* BEGIN *

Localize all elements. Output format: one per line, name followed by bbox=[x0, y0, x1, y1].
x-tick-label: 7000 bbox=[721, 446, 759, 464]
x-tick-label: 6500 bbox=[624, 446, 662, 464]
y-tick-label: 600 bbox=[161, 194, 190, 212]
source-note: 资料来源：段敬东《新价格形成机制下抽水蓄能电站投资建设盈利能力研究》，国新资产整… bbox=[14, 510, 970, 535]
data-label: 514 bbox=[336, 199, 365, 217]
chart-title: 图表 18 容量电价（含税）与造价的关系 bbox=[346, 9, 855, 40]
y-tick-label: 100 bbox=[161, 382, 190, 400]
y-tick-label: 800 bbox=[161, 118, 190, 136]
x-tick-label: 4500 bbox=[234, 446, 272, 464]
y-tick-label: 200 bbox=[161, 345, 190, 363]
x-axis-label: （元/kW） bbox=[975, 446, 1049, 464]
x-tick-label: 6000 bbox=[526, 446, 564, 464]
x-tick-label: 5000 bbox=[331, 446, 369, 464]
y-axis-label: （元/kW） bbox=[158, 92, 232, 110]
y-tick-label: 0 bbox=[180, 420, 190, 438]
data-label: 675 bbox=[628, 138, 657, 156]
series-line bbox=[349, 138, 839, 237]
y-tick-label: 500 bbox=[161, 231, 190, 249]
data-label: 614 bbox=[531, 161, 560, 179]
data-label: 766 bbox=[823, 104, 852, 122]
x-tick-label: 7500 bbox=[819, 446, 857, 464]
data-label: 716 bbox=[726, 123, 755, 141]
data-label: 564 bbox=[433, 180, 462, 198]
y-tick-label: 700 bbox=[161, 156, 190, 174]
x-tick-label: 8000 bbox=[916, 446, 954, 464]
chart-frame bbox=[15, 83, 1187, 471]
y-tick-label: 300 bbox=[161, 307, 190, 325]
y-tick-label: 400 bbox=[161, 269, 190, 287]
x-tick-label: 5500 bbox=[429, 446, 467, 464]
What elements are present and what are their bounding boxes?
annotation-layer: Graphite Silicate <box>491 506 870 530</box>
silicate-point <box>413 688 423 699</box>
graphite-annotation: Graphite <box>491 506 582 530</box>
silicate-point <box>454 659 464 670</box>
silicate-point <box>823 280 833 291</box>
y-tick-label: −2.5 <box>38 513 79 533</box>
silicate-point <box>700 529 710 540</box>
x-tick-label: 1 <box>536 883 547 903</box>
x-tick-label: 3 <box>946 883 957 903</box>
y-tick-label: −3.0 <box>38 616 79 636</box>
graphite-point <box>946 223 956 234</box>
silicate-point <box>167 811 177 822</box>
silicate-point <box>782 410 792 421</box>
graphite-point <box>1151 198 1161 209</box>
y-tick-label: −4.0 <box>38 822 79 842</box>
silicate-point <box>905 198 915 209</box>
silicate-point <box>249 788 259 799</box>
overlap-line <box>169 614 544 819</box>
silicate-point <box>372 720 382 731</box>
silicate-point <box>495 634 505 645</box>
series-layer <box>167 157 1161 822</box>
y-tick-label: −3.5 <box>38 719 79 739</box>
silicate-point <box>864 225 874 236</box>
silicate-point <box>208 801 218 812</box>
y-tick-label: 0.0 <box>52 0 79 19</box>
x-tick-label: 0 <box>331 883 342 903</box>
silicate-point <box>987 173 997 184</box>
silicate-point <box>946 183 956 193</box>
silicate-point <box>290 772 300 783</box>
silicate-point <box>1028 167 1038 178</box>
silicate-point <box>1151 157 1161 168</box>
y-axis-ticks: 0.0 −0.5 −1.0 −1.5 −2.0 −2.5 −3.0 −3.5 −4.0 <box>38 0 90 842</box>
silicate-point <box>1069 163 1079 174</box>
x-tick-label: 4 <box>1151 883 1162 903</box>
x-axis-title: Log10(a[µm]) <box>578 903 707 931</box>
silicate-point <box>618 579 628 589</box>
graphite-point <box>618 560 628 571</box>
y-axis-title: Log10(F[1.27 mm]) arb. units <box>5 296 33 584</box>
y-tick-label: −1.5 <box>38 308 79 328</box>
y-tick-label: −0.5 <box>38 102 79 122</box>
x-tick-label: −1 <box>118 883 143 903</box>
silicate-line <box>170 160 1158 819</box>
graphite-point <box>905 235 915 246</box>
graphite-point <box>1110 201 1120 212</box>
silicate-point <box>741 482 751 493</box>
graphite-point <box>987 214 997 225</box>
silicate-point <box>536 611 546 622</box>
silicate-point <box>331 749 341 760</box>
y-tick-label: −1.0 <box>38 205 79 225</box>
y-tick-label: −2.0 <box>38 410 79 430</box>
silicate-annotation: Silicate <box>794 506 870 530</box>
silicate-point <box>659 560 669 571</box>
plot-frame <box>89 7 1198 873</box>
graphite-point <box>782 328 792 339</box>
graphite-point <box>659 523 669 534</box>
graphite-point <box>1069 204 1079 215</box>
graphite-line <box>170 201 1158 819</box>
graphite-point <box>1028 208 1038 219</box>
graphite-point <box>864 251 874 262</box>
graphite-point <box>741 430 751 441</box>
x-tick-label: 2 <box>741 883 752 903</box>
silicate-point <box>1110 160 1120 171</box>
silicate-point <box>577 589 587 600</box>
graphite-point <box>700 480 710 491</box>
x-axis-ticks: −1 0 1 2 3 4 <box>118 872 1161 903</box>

* END *

### STATED GOAL
Copy all of the data above line for line, with no changes.

### SOLUTION FOR THIS PROBLEM
Localize all elements. Output format: one per line, name followed by bbox=[x0, y0, x1, y1].
x-tick-label: 7000 bbox=[721, 446, 759, 464]
x-tick-label: 6500 bbox=[624, 446, 662, 464]
y-tick-label: 600 bbox=[161, 194, 190, 212]
source-note: 资料来源：段敬东《新价格形成机制下抽水蓄能电站投资建设盈利能力研究》，国新资产整… bbox=[14, 510, 970, 535]
data-label: 514 bbox=[336, 199, 365, 217]
chart-title: 图表 18 容量电价（含税）与造价的关系 bbox=[346, 9, 855, 40]
y-tick-label: 100 bbox=[161, 382, 190, 400]
y-tick-label: 800 bbox=[161, 118, 190, 136]
x-tick-label: 4500 bbox=[234, 446, 272, 464]
y-tick-label: 200 bbox=[161, 345, 190, 363]
x-axis-label: （元/kW） bbox=[975, 446, 1049, 464]
x-tick-label: 6000 bbox=[526, 446, 564, 464]
x-tick-label: 5000 bbox=[331, 446, 369, 464]
y-axis-label: （元/kW） bbox=[158, 92, 232, 110]
y-tick-label: 0 bbox=[180, 420, 190, 438]
data-label: 675 bbox=[628, 138, 657, 156]
series-line bbox=[349, 138, 839, 237]
y-tick-label: 500 bbox=[161, 231, 190, 249]
data-label: 614 bbox=[531, 161, 560, 179]
data-label: 766 bbox=[823, 104, 852, 122]
x-tick-label: 7500 bbox=[819, 446, 857, 464]
data-label: 716 bbox=[726, 123, 755, 141]
data-label: 564 bbox=[433, 180, 462, 198]
y-tick-label: 700 bbox=[161, 156, 190, 174]
x-tick-label: 8000 bbox=[916, 446, 954, 464]
chart-frame bbox=[15, 83, 1187, 471]
y-tick-label: 300 bbox=[161, 307, 190, 325]
y-tick-label: 400 bbox=[161, 269, 190, 287]
x-tick-label: 5500 bbox=[429, 446, 467, 464]
What elements are present and what are their bounding boxes?
annotation-layer: Graphite Silicate <box>491 506 870 530</box>
silicate-point <box>413 688 423 699</box>
graphite-annotation: Graphite <box>491 506 582 530</box>
silicate-point <box>454 659 464 670</box>
silicate-point <box>823 280 833 291</box>
y-tick-label: −2.5 <box>38 513 79 533</box>
silicate-point <box>700 529 710 540</box>
x-tick-label: 1 <box>536 883 547 903</box>
x-tick-label: 3 <box>946 883 957 903</box>
y-tick-label: −3.0 <box>38 616 79 636</box>
graphite-point <box>946 223 956 234</box>
silicate-point <box>167 811 177 822</box>
silicate-point <box>782 410 792 421</box>
graphite-point <box>1151 198 1161 209</box>
y-tick-label: −4.0 <box>38 822 79 842</box>
silicate-point <box>905 198 915 209</box>
silicate-point <box>249 788 259 799</box>
overlap-line <box>169 614 544 819</box>
silicate-point <box>372 720 382 731</box>
silicate-point <box>495 634 505 645</box>
series-layer <box>167 157 1161 822</box>
y-tick-label: −3.5 <box>38 719 79 739</box>
silicate-point <box>864 225 874 236</box>
silicate-point <box>208 801 218 812</box>
y-tick-label: 0.0 <box>52 0 79 19</box>
x-tick-label: 0 <box>331 883 342 903</box>
silicate-point <box>987 173 997 184</box>
silicate-point <box>946 183 956 193</box>
silicate-point <box>290 772 300 783</box>
silicate-point <box>1028 167 1038 178</box>
silicate-point <box>1151 157 1161 168</box>
y-axis-ticks: 0.0 −0.5 −1.0 −1.5 −2.0 −2.5 −3.0 −3.5 −4.0 <box>38 0 90 842</box>
silicate-point <box>1069 163 1079 174</box>
x-tick-label: 4 <box>1151 883 1162 903</box>
x-axis-title: Log10(a[µm]) <box>578 903 707 931</box>
silicate-point <box>618 579 628 589</box>
graphite-point <box>618 560 628 571</box>
y-axis-title: Log10(F[1.27 mm]) arb. units <box>5 296 33 584</box>
y-tick-label: −1.5 <box>38 308 79 328</box>
y-tick-label: −0.5 <box>38 102 79 122</box>
x-tick-label: −1 <box>118 883 143 903</box>
silicate-line <box>170 160 1158 819</box>
graphite-point <box>905 235 915 246</box>
graphite-point <box>1110 201 1120 212</box>
silicate-point <box>741 482 751 493</box>
graphite-point <box>987 214 997 225</box>
silicate-point <box>536 611 546 622</box>
silicate-point <box>331 749 341 760</box>
y-tick-label: −1.0 <box>38 205 79 225</box>
y-tick-label: −2.0 <box>38 410 79 430</box>
silicate-annotation: Silicate <box>794 506 870 530</box>
silicate-point <box>659 560 669 571</box>
plot-frame <box>89 7 1198 873</box>
graphite-point <box>782 328 792 339</box>
graphite-point <box>659 523 669 534</box>
graphite-point <box>1069 204 1079 215</box>
graphite-line <box>170 201 1158 819</box>
graphite-point <box>1028 208 1038 219</box>
graphite-point <box>864 251 874 262</box>
graphite-point <box>741 430 751 441</box>
x-tick-label: 2 <box>741 883 752 903</box>
silicate-point <box>1110 160 1120 171</box>
silicate-point <box>577 589 587 600</box>
graphite-point <box>700 480 710 491</box>
x-axis-ticks: −1 0 1 2 3 4 <box>118 872 1161 903</box>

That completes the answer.